++++ RECORDS FOR THIS EXERCISE

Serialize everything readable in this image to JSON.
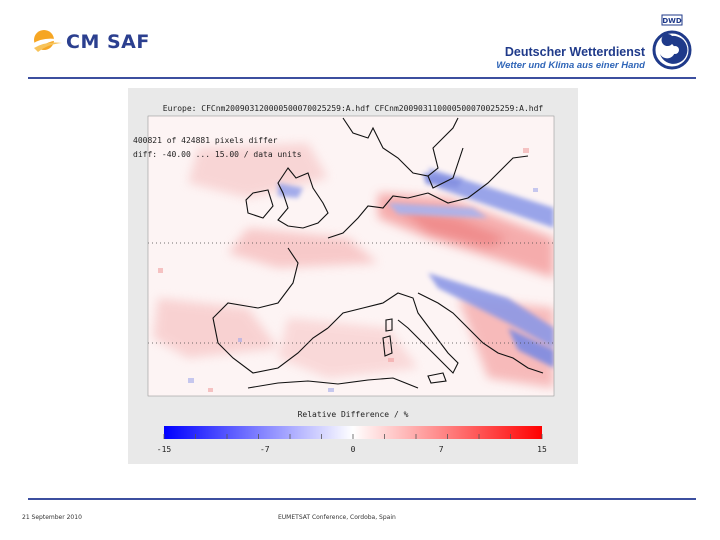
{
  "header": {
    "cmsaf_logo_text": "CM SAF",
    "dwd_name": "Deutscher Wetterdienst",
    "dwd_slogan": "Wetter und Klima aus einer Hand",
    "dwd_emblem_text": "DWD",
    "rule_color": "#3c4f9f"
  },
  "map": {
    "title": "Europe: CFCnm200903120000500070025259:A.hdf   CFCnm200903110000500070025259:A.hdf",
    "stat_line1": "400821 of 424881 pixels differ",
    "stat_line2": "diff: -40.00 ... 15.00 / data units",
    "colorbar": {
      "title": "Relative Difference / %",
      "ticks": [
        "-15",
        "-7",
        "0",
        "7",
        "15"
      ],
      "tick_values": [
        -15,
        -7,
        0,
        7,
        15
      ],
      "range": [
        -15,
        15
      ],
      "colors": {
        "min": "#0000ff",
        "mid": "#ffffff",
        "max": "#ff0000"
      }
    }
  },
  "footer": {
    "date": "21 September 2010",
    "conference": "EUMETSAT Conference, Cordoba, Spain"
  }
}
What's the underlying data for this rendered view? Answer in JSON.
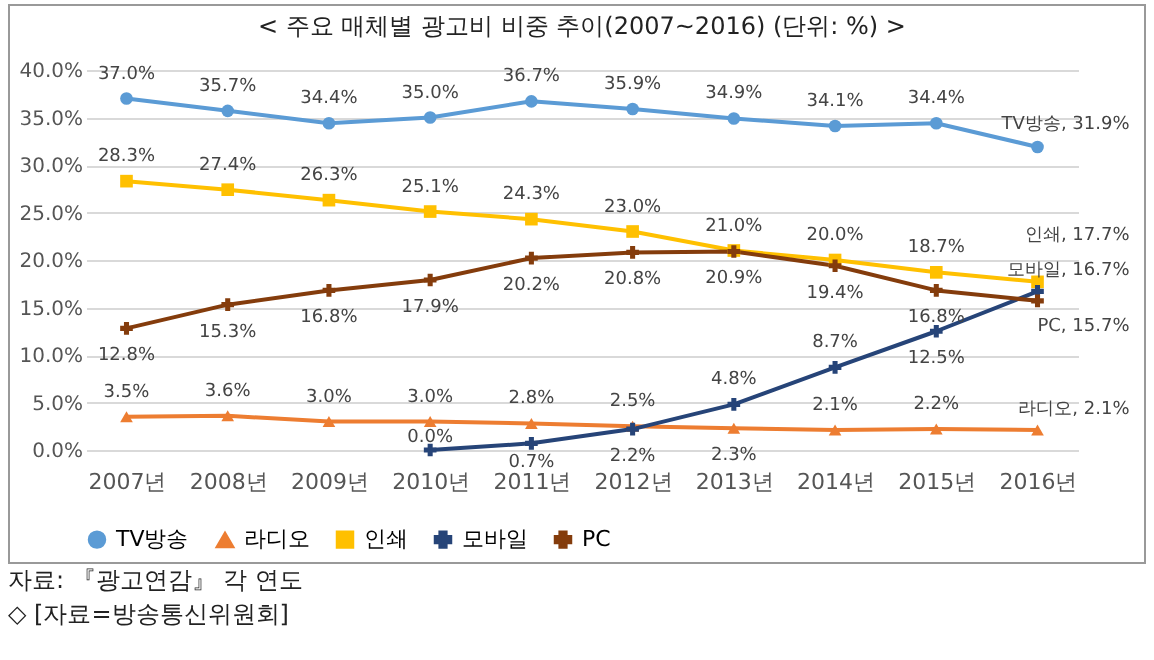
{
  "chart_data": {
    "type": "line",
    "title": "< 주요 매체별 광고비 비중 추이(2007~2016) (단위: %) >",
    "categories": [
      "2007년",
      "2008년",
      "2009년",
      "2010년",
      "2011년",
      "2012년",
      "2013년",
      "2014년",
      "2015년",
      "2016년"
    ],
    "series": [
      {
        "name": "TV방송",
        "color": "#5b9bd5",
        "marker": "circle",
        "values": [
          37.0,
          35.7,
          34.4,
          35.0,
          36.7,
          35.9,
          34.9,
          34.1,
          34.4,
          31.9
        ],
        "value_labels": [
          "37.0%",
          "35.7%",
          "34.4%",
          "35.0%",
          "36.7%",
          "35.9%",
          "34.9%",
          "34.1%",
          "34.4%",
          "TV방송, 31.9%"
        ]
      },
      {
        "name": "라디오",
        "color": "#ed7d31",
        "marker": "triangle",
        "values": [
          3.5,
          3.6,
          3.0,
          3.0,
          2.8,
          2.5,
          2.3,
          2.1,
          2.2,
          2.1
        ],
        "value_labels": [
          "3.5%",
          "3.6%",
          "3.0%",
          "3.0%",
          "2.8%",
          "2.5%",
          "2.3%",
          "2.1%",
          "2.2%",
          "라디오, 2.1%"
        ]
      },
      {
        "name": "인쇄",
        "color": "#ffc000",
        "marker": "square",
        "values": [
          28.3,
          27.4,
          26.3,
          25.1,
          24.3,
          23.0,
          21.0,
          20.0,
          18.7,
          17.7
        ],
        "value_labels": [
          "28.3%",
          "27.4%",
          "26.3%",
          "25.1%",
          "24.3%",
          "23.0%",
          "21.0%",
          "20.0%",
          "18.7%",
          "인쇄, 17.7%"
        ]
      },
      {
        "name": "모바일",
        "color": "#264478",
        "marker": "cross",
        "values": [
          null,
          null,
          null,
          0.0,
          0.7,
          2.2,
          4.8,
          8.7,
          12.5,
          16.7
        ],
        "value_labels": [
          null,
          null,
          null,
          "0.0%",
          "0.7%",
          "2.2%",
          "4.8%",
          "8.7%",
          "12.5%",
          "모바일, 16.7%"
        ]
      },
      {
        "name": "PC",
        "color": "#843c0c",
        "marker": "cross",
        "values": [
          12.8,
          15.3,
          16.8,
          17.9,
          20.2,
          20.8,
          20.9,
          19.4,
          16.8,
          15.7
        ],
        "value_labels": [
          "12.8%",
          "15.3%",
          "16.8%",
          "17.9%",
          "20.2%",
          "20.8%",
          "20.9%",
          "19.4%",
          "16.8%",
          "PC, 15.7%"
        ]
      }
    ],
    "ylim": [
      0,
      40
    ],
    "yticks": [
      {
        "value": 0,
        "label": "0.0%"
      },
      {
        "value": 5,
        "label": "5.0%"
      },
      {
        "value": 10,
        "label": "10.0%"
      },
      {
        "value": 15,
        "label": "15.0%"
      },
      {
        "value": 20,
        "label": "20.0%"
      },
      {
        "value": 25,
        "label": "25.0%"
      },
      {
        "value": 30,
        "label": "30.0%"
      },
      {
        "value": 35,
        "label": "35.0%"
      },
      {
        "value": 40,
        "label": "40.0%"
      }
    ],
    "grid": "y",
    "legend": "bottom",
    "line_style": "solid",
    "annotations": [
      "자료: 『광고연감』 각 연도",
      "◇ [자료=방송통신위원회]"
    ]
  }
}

++++++++

=== WRITTEN TASK ===
Copy all the entries word for word. Omit any pictures.

=== ANSWER FOR THE TASK ===
Serialize everything readable in this image to JSON.
{
  "header": {
    "cmsaf_logo_text": "CM SAF",
    "dwd_name": "Deutscher Wetterdienst",
    "dwd_slogan": "Wetter und Klima aus einer Hand",
    "dwd_emblem_text": "DWD",
    "rule_color": "#3c4f9f"
  },
  "map": {
    "title": "Europe: CFCnm200903120000500070025259:A.hdf   CFCnm200903110000500070025259:A.hdf",
    "stat_line1": "400821 of 424881 pixels differ",
    "stat_line2": "diff: -40.00 ... 15.00 / data units",
    "colorbar": {
      "title": "Relative Difference / %",
      "ticks": [
        "-15",
        "-7",
        "0",
        "7",
        "15"
      ],
      "tick_values": [
        -15,
        -7,
        0,
        7,
        15
      ],
      "range": [
        -15,
        15
      ],
      "colors": {
        "min": "#0000ff",
        "mid": "#ffffff",
        "max": "#ff0000"
      }
    }
  },
  "footer": {
    "date": "21 September 2010",
    "conference": "EUMETSAT Conference, Cordoba, Spain"
  }
}
What's the underlying data for this rendered view? Answer in JSON.
{
  "chart_data": {
    "type": "line",
    "title": "< 주요 매체별 광고비 비중 추이(2007~2016) (단위: %) >",
    "categories": [
      "2007년",
      "2008년",
      "2009년",
      "2010년",
      "2011년",
      "2012년",
      "2013년",
      "2014년",
      "2015년",
      "2016년"
    ],
    "series": [
      {
        "name": "TV방송",
        "color": "#5b9bd5",
        "marker": "circle",
        "values": [
          37.0,
          35.7,
          34.4,
          35.0,
          36.7,
          35.9,
          34.9,
          34.1,
          34.4,
          31.9
        ],
        "value_labels": [
          "37.0%",
          "35.7%",
          "34.4%",
          "35.0%",
          "36.7%",
          "35.9%",
          "34.9%",
          "34.1%",
          "34.4%",
          "TV방송, 31.9%"
        ]
      },
      {
        "name": "라디오",
        "color": "#ed7d31",
        "marker": "triangle",
        "values": [
          3.5,
          3.6,
          3.0,
          3.0,
          2.8,
          2.5,
          2.3,
          2.1,
          2.2,
          2.1
        ],
        "value_labels": [
          "3.5%",
          "3.6%",
          "3.0%",
          "3.0%",
          "2.8%",
          "2.5%",
          "2.3%",
          "2.1%",
          "2.2%",
          "라디오, 2.1%"
        ]
      },
      {
        "name": "인쇄",
        "color": "#ffc000",
        "marker": "square",
        "values": [
          28.3,
          27.4,
          26.3,
          25.1,
          24.3,
          23.0,
          21.0,
          20.0,
          18.7,
          17.7
        ],
        "value_labels": [
          "28.3%",
          "27.4%",
          "26.3%",
          "25.1%",
          "24.3%",
          "23.0%",
          "21.0%",
          "20.0%",
          "18.7%",
          "인쇄, 17.7%"
        ]
      },
      {
        "name": "모바일",
        "color": "#264478",
        "marker": "cross",
        "values": [
          null,
          null,
          null,
          0.0,
          0.7,
          2.2,
          4.8,
          8.7,
          12.5,
          16.7
        ],
        "value_labels": [
          null,
          null,
          null,
          "0.0%",
          "0.7%",
          "2.2%",
          "4.8%",
          "8.7%",
          "12.5%",
          "모바일, 16.7%"
        ]
      },
      {
        "name": "PC",
        "color": "#843c0c",
        "marker": "cross",
        "values": [
          12.8,
          15.3,
          16.8,
          17.9,
          20.2,
          20.8,
          20.9,
          19.4,
          16.8,
          15.7
        ],
        "value_labels": [
          "12.8%",
          "15.3%",
          "16.8%",
          "17.9%",
          "20.2%",
          "20.8%",
          "20.9%",
          "19.4%",
          "16.8%",
          "PC, 15.7%"
        ]
      }
    ],
    "ylim": [
      0,
      40
    ],
    "yticks": [
      {
        "value": 0,
        "label": "0.0%"
      },
      {
        "value": 5,
        "label": "5.0%"
      },
      {
        "value": 10,
        "label": "10.0%"
      },
      {
        "value": 15,
        "label": "15.0%"
      },
      {
        "value": 20,
        "label": "20.0%"
      },
      {
        "value": 25,
        "label": "25.0%"
      },
      {
        "value": 30,
        "label": "30.0%"
      },
      {
        "value": 35,
        "label": "35.0%"
      },
      {
        "value": 40,
        "label": "40.0%"
      }
    ],
    "grid": "y",
    "legend": "bottom",
    "line_style": "solid",
    "annotations": [
      "자료: 『광고연감』 각 연도",
      "◇ [자료=방송통신위원회]"
    ]
  }
}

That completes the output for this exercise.